START
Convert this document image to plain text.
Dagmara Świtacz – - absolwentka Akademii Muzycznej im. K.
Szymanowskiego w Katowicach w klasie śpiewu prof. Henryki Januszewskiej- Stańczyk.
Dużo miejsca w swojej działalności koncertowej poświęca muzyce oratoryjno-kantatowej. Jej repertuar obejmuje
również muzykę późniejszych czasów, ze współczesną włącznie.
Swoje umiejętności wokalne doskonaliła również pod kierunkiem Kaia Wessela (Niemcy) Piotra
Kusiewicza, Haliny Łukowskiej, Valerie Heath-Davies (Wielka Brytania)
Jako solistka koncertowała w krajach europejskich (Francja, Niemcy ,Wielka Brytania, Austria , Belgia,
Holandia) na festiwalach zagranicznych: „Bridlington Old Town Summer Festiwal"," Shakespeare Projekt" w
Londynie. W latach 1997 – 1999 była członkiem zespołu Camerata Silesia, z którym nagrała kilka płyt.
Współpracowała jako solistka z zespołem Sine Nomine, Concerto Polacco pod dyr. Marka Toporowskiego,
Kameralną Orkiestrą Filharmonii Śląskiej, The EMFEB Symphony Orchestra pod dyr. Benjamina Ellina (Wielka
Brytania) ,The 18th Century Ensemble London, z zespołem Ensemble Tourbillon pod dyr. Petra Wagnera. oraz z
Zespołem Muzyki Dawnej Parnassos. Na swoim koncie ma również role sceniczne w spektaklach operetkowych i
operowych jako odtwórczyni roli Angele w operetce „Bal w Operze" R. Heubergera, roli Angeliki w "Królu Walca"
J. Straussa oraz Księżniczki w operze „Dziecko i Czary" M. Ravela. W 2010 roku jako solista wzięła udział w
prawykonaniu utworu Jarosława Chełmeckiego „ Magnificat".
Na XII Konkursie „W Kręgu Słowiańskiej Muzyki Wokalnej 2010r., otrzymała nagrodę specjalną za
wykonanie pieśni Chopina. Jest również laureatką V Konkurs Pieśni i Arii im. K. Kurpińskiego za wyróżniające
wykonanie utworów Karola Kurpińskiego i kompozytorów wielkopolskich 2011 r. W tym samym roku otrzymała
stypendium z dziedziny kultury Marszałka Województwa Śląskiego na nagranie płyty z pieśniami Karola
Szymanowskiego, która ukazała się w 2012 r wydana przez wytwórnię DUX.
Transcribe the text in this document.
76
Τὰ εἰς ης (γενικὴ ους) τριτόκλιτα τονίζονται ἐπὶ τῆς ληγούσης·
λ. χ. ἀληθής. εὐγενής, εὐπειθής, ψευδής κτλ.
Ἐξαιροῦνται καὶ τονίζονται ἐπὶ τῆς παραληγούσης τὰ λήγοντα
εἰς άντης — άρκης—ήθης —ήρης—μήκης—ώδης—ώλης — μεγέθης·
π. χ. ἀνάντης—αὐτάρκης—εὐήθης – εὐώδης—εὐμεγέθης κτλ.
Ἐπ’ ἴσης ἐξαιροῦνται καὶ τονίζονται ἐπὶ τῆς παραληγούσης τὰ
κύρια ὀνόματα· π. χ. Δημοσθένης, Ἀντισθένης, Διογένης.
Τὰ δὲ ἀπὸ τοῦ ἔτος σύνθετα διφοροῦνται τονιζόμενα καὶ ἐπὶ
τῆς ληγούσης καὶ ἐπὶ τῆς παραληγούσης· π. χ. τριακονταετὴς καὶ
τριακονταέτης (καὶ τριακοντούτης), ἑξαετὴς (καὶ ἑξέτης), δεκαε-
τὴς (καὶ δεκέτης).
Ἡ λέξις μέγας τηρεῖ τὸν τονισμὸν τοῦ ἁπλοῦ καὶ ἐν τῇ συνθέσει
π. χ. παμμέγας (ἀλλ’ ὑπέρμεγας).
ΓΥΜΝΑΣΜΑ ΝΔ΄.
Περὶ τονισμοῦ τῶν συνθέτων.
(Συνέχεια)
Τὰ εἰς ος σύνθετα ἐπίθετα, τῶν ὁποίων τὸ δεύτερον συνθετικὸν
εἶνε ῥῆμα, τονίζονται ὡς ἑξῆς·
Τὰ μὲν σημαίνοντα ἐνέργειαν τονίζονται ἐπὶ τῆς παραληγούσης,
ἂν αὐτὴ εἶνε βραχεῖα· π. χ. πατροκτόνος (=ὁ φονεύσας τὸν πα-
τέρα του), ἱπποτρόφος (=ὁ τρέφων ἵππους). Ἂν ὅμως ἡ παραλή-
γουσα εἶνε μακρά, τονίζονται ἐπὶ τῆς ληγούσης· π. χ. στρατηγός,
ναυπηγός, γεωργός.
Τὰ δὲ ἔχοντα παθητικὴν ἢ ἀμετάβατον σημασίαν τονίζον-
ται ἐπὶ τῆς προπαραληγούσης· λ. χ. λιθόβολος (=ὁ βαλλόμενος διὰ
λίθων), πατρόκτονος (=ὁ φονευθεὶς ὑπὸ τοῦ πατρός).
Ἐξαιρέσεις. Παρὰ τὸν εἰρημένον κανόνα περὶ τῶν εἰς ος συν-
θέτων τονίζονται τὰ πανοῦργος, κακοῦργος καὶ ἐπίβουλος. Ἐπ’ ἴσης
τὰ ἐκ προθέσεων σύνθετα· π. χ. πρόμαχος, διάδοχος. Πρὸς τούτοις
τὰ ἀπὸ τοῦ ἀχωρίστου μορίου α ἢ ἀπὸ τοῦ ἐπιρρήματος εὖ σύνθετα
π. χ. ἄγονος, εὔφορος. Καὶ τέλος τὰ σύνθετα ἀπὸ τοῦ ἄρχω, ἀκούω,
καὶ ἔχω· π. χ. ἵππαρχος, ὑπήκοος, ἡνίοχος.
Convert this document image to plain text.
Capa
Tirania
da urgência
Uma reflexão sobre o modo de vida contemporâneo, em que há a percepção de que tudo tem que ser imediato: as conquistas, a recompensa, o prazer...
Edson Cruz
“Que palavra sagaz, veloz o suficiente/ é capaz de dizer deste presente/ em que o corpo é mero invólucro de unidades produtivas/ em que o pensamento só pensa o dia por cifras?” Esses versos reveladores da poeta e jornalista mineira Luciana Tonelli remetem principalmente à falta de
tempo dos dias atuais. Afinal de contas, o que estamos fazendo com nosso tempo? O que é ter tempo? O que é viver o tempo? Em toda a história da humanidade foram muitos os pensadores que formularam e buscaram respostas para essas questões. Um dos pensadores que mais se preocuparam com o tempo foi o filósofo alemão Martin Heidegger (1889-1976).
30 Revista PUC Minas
END
WHAT IS EXPECTED:
Where a line of the entries contains the word "Szymanowskiego", copy that line.

TASK SOLUTION:
Szymanowskiego w Katowicach w klasie śpiewu prof. Henryki Januszewskiej- Stańczyk.
Szymanowskiego, która ukazała się w 2012 r wydana przez wytwórnię DUX.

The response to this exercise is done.